EXERCISE —
Extract the complete data exactly as given.

═══ RECORDED INFORMATION

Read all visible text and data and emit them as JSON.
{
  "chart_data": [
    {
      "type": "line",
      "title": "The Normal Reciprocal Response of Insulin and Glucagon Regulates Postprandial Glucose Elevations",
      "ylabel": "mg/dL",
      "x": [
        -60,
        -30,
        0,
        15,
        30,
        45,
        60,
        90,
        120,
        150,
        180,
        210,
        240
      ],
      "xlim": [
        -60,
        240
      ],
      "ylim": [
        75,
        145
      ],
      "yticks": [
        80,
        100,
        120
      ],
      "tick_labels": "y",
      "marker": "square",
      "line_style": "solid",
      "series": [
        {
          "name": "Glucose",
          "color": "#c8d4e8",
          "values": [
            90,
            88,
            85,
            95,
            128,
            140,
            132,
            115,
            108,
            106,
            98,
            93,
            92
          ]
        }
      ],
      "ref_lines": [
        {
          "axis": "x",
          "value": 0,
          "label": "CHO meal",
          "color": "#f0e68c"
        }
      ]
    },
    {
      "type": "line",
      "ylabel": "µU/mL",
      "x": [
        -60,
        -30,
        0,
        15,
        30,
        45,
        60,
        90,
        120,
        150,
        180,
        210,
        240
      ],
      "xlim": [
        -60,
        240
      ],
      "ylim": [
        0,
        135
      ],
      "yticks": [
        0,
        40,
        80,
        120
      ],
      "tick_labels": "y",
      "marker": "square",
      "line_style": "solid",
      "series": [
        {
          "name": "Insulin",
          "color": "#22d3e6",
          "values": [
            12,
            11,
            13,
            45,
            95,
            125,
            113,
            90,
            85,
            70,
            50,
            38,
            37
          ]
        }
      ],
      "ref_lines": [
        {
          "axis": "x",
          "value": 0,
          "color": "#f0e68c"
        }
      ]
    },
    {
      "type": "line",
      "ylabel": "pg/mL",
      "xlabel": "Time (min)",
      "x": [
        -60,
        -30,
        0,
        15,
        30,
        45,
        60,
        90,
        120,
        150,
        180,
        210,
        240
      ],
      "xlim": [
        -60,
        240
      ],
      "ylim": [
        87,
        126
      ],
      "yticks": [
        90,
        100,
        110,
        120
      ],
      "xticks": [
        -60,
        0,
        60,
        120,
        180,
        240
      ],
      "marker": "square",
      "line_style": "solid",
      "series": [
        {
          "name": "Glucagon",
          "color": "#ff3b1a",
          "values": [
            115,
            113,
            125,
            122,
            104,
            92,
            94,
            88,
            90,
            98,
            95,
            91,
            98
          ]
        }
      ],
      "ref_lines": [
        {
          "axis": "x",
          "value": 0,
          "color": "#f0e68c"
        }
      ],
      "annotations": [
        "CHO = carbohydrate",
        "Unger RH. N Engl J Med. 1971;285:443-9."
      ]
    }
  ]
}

══════

EXPECTED OUTPUT —
Read all visible text and data and emit them as JSON.
{
  "chart_data": [
    {
      "type": "line",
      "title": "The Normal Reciprocal Response of Insulin and Glucagon Regulates Postprandial Glucose Elevations",
      "ylabel": "mg/dL",
      "x": [
        -60,
        -30,
        0,
        15,
        30,
        45,
        60,
        90,
        120,
        150,
        180,
        210,
        240
      ],
      "xlim": [
        -60,
        240
      ],
      "ylim": [
        75,
        145
      ],
      "yticks": [
        80,
        100,
        120
      ],
      "tick_labels": "y",
      "marker": "square",
      "line_style": "solid",
      "series": [
        {
          "name": "Glucose",
          "color": "#c8d4e8",
          "values": [
            90,
            88,
            85,
            95,
            128,
            140,
            132,
            115,
            108,
            106,
            98,
            93,
            92
          ]
        }
      ],
      "ref_lines": [
        {
          "axis": "x",
          "value": 0,
          "label": "CHO meal",
          "color": "#f0e68c"
        }
      ]
    },
    {
      "type": "line",
      "ylabel": "µU/mL",
      "x": [
        -60,
        -30,
        0,
        15,
        30,
        45,
        60,
        90,
        120,
        150,
        180,
        210,
        240
      ],
      "xlim": [
        -60,
        240
      ],
      "ylim": [
        0,
        135
      ],
      "yticks": [
        0,
        40,
        80,
        120
      ],
      "tick_labels": "y",
      "marker": "square",
      "line_style": "solid",
      "series": [
        {
          "name": "Insulin",
          "color": "#22d3e6",
          "values": [
            12,
            11,
            13,
            45,
            95,
            125,
            113,
            90,
            85,
            70,
            50,
            38,
            37
          ]
        }
      ],
      "ref_lines": [
        {
          "axis": "x",
          "value": 0,
          "color": "#f0e68c"
        }
      ]
    },
    {
      "type": "line",
      "ylabel": "pg/mL",
      "xlabel": "Time (min)",
      "x": [
        -60,
        -30,
        0,
        15,
        30,
        45,
        60,
        90,
        120,
        150,
        180,
        210,
        240
      ],
      "xlim": [
        -60,
        240
      ],
      "ylim": [
        87,
        126
      ],
      "yticks": [
        90,
        100,
        110,
        120
      ],
      "xticks": [
        -60,
        0,
        60,
        120,
        180,
        240
      ],
      "marker": "square",
      "line_style": "solid",
      "series": [
        {
          "name": "Glucagon",
          "color": "#ff3b1a",
          "values": [
            115,
            113,
            125,
            122,
            104,
            92,
            94,
            88,
            90,
            98,
            95,
            91,
            98
          ]
        }
      ],
      "ref_lines": [
        {
          "axis": "x",
          "value": 0,
          "color": "#f0e68c"
        }
      ],
      "annotations": [
        "CHO = carbohydrate",
        "Unger RH. N Engl J Med. 1971;285:443-9."
      ]
    }
  ]
}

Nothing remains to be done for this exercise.